# Provided material start

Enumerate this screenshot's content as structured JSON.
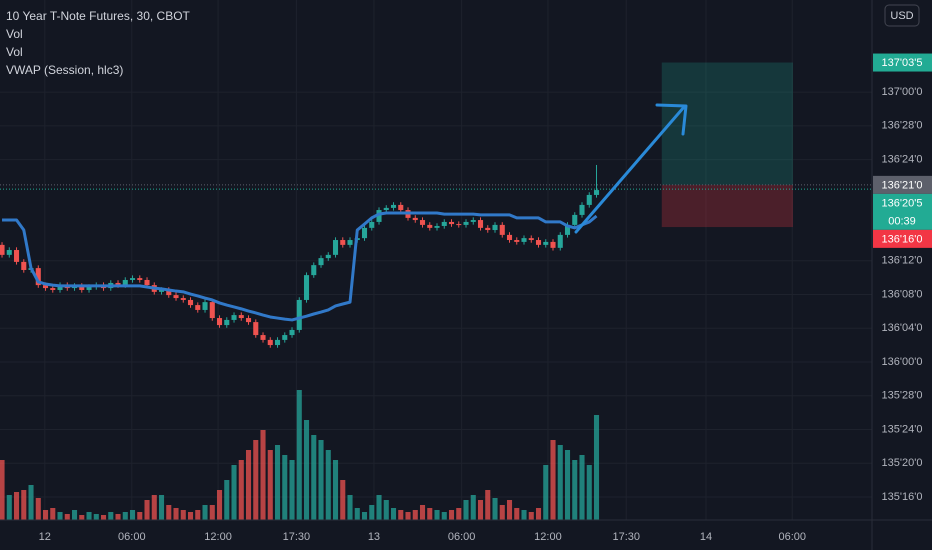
{
  "chart_data": {
    "type": "candlestick",
    "title": "10 Year T-Note Futures, 30, CBOT",
    "indicators": [
      "Vol",
      "Vol",
      "VWAP (Session, hlc3)"
    ],
    "currency": "USD",
    "up_color": "#26a69a",
    "down_color": "#ef5350",
    "open": [
      136.434,
      136.397,
      136.415,
      136.371,
      136.341,
      136.348,
      136.285,
      136.274,
      136.267,
      136.285,
      136.274,
      136.282,
      136.267,
      136.278,
      136.285,
      136.274,
      136.293,
      136.285,
      136.304,
      136.311,
      136.304,
      136.285,
      136.26,
      136.267,
      136.248,
      136.237,
      136.23,
      136.211,
      136.193,
      136.222,
      136.163,
      136.137,
      136.156,
      136.174,
      136.163,
      136.148,
      136.1,
      136.082,
      136.063,
      136.082,
      136.1,
      136.119,
      136.23,
      136.322,
      136.359,
      136.385,
      136.397,
      136.452,
      136.434,
      136.452,
      136.459,
      136.497,
      136.519,
      136.563,
      136.571,
      136.582,
      136.563,
      136.534,
      136.526,
      136.508,
      136.497,
      136.504,
      136.519,
      136.511,
      136.508,
      136.519,
      136.526,
      136.497,
      136.489,
      136.508,
      136.471,
      136.452,
      136.445,
      136.459,
      136.452,
      136.434,
      136.445,
      136.423,
      136.471,
      136.508,
      136.545,
      136.582,
      136.619
    ],
    "high": [
      136.444,
      136.425,
      136.425,
      136.381,
      136.358,
      136.358,
      136.295,
      136.284,
      136.295,
      136.295,
      136.292,
      136.292,
      136.288,
      136.295,
      136.295,
      136.303,
      136.303,
      136.314,
      136.321,
      136.321,
      136.314,
      136.295,
      136.277,
      136.277,
      136.258,
      136.247,
      136.24,
      136.221,
      136.232,
      136.232,
      136.173,
      136.166,
      136.184,
      136.184,
      136.173,
      136.158,
      136.11,
      136.092,
      136.092,
      136.11,
      136.129,
      136.24,
      136.332,
      136.369,
      136.395,
      136.407,
      136.462,
      136.462,
      136.462,
      136.469,
      136.507,
      136.529,
      136.573,
      136.581,
      136.592,
      136.592,
      136.573,
      136.544,
      136.536,
      136.518,
      136.514,
      136.529,
      136.529,
      136.521,
      136.529,
      136.536,
      136.536,
      136.507,
      136.518,
      136.518,
      136.481,
      136.462,
      136.469,
      136.469,
      136.462,
      136.455,
      136.455,
      136.481,
      136.518,
      136.555,
      136.592,
      136.629,
      136.73
    ],
    "low": [
      136.387,
      136.387,
      136.361,
      136.331,
      136.331,
      136.275,
      136.264,
      136.257,
      136.257,
      136.264,
      136.264,
      136.257,
      136.257,
      136.268,
      136.264,
      136.264,
      136.275,
      136.275,
      136.294,
      136.294,
      136.275,
      136.25,
      136.25,
      136.238,
      136.227,
      136.22,
      136.201,
      136.183,
      136.183,
      136.153,
      136.127,
      136.127,
      136.146,
      136.153,
      136.138,
      136.09,
      136.072,
      136.053,
      136.053,
      136.072,
      136.09,
      136.109,
      136.22,
      136.312,
      136.349,
      136.375,
      136.387,
      136.424,
      136.424,
      136.442,
      136.449,
      136.487,
      136.509,
      136.553,
      136.561,
      136.553,
      136.524,
      136.516,
      136.498,
      136.487,
      136.487,
      136.494,
      136.501,
      136.498,
      136.498,
      136.509,
      136.487,
      136.479,
      136.479,
      136.461,
      136.442,
      136.435,
      136.435,
      136.442,
      136.424,
      136.424,
      136.413,
      136.413,
      136.461,
      136.498,
      136.535,
      136.572,
      136.609
    ],
    "close": [
      136.397,
      136.415,
      136.371,
      136.341,
      136.348,
      136.285,
      136.274,
      136.267,
      136.285,
      136.274,
      136.282,
      136.267,
      136.278,
      136.285,
      136.274,
      136.293,
      136.285,
      136.304,
      136.311,
      136.304,
      136.285,
      136.26,
      136.267,
      136.248,
      136.237,
      136.23,
      136.211,
      136.193,
      136.222,
      136.163,
      136.137,
      136.156,
      136.174,
      136.163,
      136.148,
      136.1,
      136.082,
      136.063,
      136.082,
      136.1,
      136.119,
      136.23,
      136.322,
      136.359,
      136.385,
      136.397,
      136.452,
      136.434,
      136.452,
      136.459,
      136.497,
      136.519,
      136.563,
      136.571,
      136.582,
      136.563,
      136.534,
      136.526,
      136.508,
      136.497,
      136.504,
      136.519,
      136.511,
      136.508,
      136.519,
      136.526,
      136.497,
      136.489,
      136.508,
      136.471,
      136.452,
      136.445,
      136.459,
      136.452,
      136.434,
      136.445,
      136.423,
      136.471,
      136.508,
      136.545,
      136.582,
      136.619,
      136.637
    ],
    "volume": [
      60,
      25,
      28,
      30,
      35,
      22,
      10,
      12,
      8,
      6,
      10,
      5,
      8,
      6,
      5,
      8,
      6,
      8,
      10,
      8,
      20,
      25,
      25,
      15,
      12,
      10,
      8,
      10,
      15,
      15,
      30,
      40,
      55,
      60,
      70,
      80,
      90,
      70,
      75,
      65,
      60,
      130,
      100,
      85,
      80,
      70,
      60,
      40,
      25,
      12,
      8,
      15,
      25,
      20,
      12,
      10,
      8,
      10,
      15,
      12,
      10,
      8,
      10,
      12,
      20,
      25,
      20,
      30,
      22,
      15,
      20,
      12,
      10,
      8,
      12,
      55,
      80,
      75,
      70,
      60,
      65,
      55,
      105
    ],
    "vlim": [
      0,
      520
    ],
    "vwap": {
      "name": "VWAP (Session, hlc3)",
      "color": "#3179c9",
      "values": [
        136.526,
        136.526,
        136.526,
        136.489,
        136.348,
        136.297,
        136.289,
        136.285,
        136.282,
        136.282,
        136.282,
        136.282,
        136.282,
        136.282,
        136.282,
        136.282,
        136.282,
        136.282,
        136.282,
        136.282,
        136.278,
        136.274,
        136.271,
        136.267,
        136.263,
        136.26,
        136.252,
        136.245,
        136.237,
        136.23,
        136.219,
        136.211,
        136.204,
        136.197,
        136.189,
        136.182,
        136.174,
        136.167,
        136.163,
        136.159,
        136.156,
        136.163,
        136.17,
        136.178,
        136.185,
        136.193,
        136.208,
        136.215,
        136.222,
        136.489,
        136.511,
        136.534,
        136.548,
        136.552,
        136.552,
        136.552,
        136.552,
        136.552,
        136.552,
        136.552,
        136.552,
        136.548,
        136.548,
        136.548,
        136.548,
        136.548,
        136.545,
        136.545,
        136.545,
        136.545,
        136.545,
        136.534,
        136.534,
        136.534,
        136.534,
        136.519,
        136.519,
        136.519,
        136.504,
        136.497,
        136.508,
        136.519,
        136.541
      ]
    },
    "xlim": [
      -0.28,
      120
    ],
    "xticks": [
      {
        "value": 5.9,
        "label": "12"
      },
      {
        "value": 17.9,
        "label": "06:00"
      },
      {
        "value": 29.8,
        "label": "12:00"
      },
      {
        "value": 40.6,
        "label": "17:30"
      },
      {
        "value": 51.3,
        "label": "13"
      },
      {
        "value": 63.4,
        "label": "06:00"
      },
      {
        "value": 75.3,
        "label": "12:00"
      },
      {
        "value": 86.1,
        "label": "17:30"
      },
      {
        "value": 97.1,
        "label": "14"
      },
      {
        "value": 109,
        "label": "06:00"
      }
    ],
    "ylim": [
      135.415,
      137.341
    ],
    "yticks": [
      {
        "value": 137,
        "label": "137'00'0"
      },
      {
        "value": 136.875,
        "label": "136'28'0"
      },
      {
        "value": 136.75,
        "label": "136'24'0"
      },
      {
        "value": 136.375,
        "label": "136'12'0"
      },
      {
        "value": 136.25,
        "label": "136'08'0"
      },
      {
        "value": 136.125,
        "label": "136'04'0"
      },
      {
        "value": 136,
        "label": "136'00'0"
      },
      {
        "value": 135.875,
        "label": "135'28'0"
      },
      {
        "value": 135.75,
        "label": "135'24'0"
      },
      {
        "value": 135.625,
        "label": "135'20'0"
      },
      {
        "value": 135.5,
        "label": "135'16'0"
      }
    ],
    "grid": true,
    "markers": [
      {
        "value": 137.109375,
        "label": "137'03'5",
        "color": "#22ab94",
        "dotted": false
      },
      {
        "value": 136.65625,
        "label": "136'21'0",
        "color": "#5d606b",
        "dotted": true
      },
      {
        "value": 136.640625,
        "label": "136'20'5",
        "color": "#22ab94",
        "dotted": true,
        "countdown": "00:39"
      },
      {
        "value": 136.5,
        "label": "136'16'0",
        "color": "#f23645",
        "dotted": false
      }
    ],
    "position": {
      "x": [
        91.0,
        109.1
      ],
      "target": 137.109375,
      "entry": 136.65625,
      "stop": 136.5,
      "profit_color": "rgba(34,171,148,0.22)",
      "loss_color": "rgba(242,54,69,0.25)"
    }
  }
}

# Provided material end

__Task details__. Across the records, count the lines holding the string "dotted". Give the number and stop.

__Reply__. 4